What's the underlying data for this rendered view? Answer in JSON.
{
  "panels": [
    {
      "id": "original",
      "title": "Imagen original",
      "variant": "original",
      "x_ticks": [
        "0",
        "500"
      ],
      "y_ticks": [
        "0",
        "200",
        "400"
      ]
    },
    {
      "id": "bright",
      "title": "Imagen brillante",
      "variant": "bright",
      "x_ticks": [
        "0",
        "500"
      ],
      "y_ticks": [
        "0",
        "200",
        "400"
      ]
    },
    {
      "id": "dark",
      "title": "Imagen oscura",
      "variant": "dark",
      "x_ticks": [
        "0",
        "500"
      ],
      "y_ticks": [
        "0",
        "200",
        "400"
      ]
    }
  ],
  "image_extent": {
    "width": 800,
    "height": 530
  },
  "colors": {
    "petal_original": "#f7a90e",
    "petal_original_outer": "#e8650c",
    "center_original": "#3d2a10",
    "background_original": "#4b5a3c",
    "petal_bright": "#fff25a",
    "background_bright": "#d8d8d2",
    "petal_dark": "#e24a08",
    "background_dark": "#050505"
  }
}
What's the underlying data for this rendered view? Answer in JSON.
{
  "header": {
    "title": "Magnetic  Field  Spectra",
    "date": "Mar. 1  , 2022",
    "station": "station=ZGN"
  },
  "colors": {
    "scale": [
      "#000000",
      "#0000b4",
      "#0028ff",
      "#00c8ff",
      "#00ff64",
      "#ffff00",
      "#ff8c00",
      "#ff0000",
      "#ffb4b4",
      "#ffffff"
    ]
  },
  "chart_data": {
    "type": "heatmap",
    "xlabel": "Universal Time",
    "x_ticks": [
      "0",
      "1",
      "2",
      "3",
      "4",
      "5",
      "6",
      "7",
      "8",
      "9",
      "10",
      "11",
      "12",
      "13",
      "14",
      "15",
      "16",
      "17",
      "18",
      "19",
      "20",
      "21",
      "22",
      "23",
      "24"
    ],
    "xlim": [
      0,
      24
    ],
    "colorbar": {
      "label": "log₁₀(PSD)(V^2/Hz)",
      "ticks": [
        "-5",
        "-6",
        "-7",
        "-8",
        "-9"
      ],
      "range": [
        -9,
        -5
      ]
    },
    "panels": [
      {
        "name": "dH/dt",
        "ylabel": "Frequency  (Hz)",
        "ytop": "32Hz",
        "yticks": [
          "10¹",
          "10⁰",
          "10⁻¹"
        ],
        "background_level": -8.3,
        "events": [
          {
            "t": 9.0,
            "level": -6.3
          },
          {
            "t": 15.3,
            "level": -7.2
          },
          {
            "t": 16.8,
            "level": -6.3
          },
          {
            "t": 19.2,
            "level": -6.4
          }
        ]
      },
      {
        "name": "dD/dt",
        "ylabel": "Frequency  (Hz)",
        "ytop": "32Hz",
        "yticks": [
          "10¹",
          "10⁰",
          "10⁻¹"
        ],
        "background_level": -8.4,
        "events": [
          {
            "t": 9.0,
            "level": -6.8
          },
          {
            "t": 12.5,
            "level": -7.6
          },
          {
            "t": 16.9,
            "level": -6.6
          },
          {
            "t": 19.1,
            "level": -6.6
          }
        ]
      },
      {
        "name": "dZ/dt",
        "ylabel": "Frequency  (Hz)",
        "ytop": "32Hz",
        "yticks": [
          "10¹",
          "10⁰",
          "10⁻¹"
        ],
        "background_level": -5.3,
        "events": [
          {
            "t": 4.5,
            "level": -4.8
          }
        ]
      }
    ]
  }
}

--

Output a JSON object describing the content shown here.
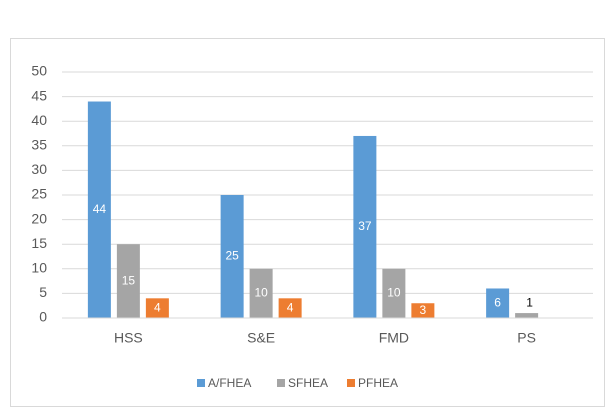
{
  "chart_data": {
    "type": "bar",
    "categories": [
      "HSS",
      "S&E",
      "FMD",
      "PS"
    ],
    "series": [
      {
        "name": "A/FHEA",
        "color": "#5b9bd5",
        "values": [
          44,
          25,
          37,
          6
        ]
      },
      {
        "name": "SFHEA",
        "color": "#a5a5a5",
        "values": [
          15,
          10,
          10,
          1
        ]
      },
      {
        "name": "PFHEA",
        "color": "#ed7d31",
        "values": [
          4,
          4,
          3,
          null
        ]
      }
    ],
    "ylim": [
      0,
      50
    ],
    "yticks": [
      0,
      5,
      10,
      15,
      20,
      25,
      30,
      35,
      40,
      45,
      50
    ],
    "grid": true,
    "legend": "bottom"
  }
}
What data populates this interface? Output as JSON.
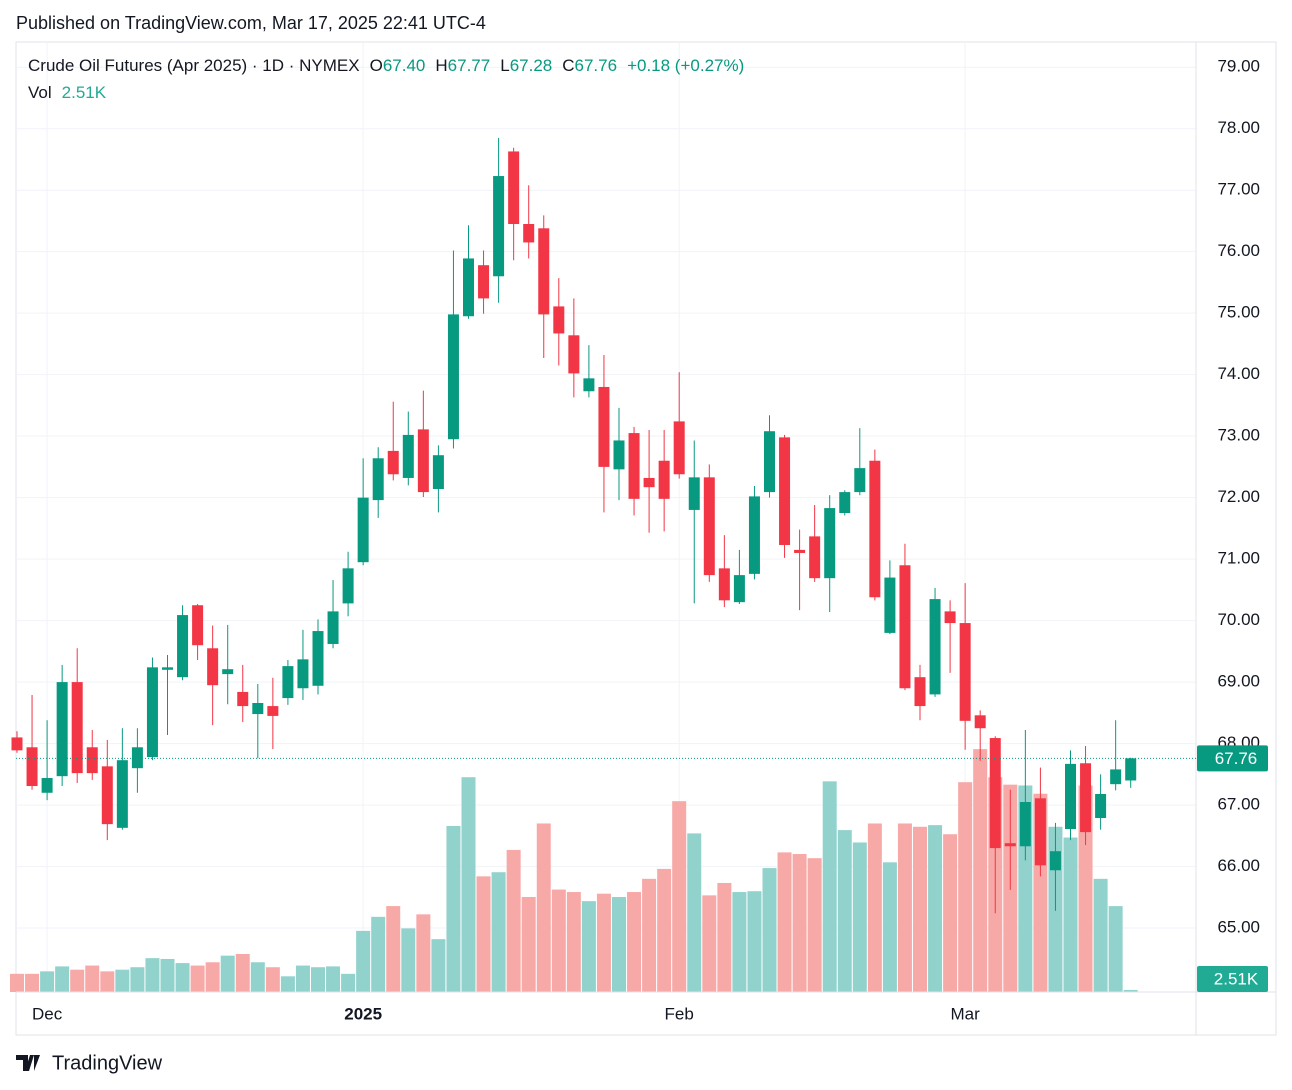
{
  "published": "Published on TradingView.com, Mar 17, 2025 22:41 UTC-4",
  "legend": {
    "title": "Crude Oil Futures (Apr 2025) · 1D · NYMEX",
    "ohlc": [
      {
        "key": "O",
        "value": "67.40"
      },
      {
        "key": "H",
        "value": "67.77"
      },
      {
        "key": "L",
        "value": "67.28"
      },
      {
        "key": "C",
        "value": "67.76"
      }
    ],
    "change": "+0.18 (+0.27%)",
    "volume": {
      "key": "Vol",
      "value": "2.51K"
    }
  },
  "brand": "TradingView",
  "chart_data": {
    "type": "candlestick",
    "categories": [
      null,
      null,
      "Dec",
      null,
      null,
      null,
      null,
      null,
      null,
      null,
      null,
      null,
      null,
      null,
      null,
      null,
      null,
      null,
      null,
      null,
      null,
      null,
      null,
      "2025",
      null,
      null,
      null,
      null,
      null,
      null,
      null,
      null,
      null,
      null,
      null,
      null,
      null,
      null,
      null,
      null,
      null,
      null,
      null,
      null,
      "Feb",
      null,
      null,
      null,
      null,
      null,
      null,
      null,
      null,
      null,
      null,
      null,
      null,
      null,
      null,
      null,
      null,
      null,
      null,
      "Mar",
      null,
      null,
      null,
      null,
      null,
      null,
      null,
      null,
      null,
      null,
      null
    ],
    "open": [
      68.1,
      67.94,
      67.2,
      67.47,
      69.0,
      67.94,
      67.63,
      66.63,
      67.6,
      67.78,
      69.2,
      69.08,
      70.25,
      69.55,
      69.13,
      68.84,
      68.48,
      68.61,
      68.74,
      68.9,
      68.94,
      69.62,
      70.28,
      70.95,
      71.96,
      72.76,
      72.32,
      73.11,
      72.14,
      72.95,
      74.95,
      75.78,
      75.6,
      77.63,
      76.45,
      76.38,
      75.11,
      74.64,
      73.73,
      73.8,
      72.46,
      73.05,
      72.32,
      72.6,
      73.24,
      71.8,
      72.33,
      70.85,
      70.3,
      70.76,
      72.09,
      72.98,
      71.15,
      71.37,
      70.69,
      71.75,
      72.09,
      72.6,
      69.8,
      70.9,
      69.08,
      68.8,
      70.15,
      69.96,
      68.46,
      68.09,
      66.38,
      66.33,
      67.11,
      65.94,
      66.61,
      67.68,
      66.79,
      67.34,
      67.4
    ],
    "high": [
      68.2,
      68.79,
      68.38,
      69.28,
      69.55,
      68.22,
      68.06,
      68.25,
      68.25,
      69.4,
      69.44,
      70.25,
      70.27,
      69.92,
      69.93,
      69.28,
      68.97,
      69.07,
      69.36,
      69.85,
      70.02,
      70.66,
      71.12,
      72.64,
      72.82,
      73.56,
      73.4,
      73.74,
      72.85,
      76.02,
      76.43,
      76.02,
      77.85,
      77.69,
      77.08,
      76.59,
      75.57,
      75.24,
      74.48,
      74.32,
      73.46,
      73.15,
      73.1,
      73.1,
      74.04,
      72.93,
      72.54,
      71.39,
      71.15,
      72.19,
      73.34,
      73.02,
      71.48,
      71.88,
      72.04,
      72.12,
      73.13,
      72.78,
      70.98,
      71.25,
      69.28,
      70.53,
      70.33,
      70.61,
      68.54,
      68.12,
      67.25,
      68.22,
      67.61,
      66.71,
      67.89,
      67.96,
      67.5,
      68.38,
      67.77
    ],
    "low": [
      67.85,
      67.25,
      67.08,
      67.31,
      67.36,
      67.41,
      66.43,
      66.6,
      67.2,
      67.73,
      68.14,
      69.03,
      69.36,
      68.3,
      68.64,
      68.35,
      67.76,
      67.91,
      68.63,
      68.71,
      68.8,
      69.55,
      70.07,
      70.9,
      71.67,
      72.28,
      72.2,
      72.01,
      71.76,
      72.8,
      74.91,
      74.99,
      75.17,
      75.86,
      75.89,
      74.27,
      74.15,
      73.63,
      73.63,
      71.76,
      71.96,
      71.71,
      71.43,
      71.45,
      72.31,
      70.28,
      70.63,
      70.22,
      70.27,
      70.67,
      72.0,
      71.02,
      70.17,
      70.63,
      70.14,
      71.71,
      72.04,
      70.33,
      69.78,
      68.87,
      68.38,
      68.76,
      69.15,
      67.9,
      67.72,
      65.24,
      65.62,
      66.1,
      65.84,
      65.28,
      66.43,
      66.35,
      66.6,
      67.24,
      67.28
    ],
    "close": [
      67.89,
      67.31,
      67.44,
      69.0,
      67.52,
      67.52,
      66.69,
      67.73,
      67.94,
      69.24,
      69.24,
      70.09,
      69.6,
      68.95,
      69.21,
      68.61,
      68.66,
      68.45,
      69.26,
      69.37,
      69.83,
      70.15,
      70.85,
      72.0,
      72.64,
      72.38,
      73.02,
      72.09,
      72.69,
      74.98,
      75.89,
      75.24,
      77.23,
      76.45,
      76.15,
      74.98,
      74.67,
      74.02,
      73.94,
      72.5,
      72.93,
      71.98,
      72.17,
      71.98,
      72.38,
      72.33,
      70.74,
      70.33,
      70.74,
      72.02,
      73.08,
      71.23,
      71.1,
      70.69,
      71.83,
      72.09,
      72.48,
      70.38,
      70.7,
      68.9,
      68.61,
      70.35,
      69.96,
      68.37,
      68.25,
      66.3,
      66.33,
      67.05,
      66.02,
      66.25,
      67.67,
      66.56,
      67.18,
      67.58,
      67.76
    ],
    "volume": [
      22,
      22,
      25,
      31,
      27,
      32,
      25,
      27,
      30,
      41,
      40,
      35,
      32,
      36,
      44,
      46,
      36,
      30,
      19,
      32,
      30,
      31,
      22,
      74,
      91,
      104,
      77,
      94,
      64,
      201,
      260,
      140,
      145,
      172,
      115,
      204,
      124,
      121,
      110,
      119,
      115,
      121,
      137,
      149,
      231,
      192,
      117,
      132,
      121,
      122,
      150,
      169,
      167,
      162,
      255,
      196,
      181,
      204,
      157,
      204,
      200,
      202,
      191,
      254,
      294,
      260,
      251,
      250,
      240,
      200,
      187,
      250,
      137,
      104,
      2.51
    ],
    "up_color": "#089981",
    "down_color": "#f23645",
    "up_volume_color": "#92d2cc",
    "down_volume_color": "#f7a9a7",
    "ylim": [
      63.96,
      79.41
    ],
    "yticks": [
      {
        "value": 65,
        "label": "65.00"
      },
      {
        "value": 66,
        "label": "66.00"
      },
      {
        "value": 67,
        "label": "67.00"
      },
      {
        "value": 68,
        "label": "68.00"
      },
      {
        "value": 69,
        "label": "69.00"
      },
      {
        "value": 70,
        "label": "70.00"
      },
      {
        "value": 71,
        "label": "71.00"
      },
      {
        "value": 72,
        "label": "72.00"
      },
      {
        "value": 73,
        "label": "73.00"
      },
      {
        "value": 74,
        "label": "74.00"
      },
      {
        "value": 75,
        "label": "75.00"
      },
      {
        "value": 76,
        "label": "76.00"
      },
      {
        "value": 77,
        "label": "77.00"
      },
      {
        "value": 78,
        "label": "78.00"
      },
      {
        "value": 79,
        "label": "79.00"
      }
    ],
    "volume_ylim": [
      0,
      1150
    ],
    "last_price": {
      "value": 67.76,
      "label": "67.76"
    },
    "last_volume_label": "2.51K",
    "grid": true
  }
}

### What the task requires
Show all lines from the records above where the word "type" occurs.

### Response
    "type": "heatmap",
    "type": "bar",
    "type": "candlestick",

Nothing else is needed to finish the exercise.